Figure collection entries
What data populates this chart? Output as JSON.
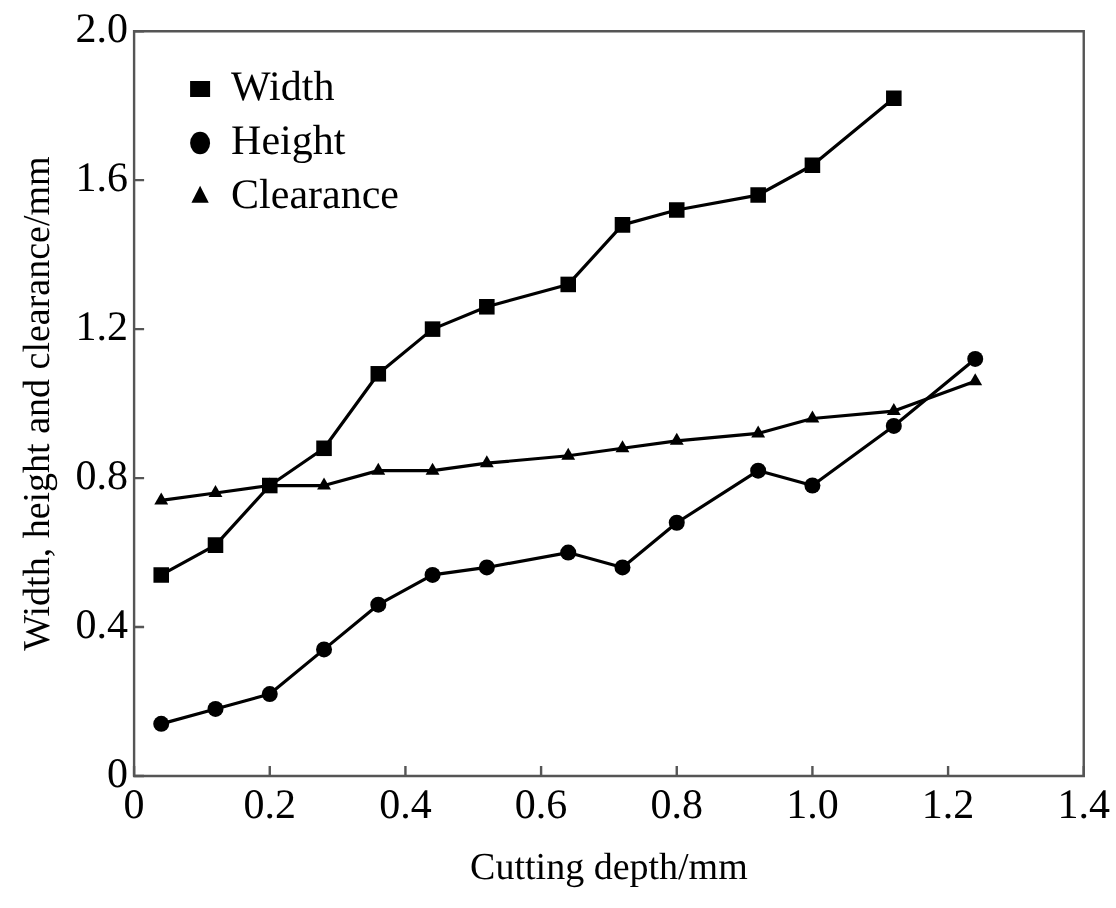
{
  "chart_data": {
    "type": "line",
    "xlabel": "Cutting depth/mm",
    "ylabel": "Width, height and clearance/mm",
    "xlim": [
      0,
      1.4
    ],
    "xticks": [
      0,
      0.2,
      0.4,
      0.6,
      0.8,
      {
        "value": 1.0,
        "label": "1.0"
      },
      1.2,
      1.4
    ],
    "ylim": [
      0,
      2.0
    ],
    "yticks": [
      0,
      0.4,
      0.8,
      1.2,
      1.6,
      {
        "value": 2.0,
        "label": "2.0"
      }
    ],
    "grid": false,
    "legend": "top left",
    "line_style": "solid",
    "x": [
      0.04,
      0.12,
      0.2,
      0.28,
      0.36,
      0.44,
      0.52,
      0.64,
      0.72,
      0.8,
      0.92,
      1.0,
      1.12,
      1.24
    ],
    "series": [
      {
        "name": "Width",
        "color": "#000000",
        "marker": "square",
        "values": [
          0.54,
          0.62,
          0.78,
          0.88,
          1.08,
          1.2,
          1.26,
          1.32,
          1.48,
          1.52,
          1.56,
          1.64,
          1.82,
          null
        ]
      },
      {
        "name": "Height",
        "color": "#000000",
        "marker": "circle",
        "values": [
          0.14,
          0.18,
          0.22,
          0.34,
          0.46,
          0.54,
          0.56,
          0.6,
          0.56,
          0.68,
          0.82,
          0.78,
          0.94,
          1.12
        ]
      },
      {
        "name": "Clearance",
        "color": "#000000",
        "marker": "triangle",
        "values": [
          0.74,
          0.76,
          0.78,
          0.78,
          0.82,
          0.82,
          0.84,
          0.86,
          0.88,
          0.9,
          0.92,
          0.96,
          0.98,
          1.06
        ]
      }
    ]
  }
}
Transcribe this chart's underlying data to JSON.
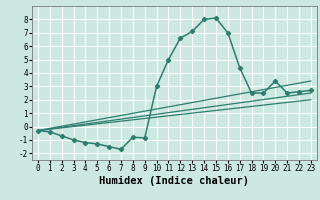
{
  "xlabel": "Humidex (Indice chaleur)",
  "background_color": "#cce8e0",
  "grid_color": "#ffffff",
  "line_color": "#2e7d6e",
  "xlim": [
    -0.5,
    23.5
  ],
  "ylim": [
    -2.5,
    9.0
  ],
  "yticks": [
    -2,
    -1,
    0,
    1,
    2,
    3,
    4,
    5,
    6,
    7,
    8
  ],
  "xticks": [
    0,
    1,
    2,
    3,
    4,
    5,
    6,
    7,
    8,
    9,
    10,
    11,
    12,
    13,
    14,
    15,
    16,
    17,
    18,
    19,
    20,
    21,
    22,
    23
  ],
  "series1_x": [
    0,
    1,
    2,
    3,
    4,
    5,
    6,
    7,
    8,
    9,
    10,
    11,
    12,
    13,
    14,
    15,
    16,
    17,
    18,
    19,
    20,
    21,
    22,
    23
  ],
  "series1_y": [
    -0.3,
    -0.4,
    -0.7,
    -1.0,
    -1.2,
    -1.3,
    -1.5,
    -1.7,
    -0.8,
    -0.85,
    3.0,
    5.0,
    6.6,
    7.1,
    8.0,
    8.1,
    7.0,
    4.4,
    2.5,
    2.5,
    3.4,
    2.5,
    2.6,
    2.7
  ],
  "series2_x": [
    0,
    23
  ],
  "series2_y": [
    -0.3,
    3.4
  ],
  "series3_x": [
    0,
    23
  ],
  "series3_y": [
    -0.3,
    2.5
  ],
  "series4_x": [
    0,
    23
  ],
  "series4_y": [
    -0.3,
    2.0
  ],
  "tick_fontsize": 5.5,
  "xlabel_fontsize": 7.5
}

Prompt - Pull every line containing the word "this" out of the material and copy it.

Exercise output -
What data populates this chart? Output as JSON.
Transcribe this chart's underlying data to JSON.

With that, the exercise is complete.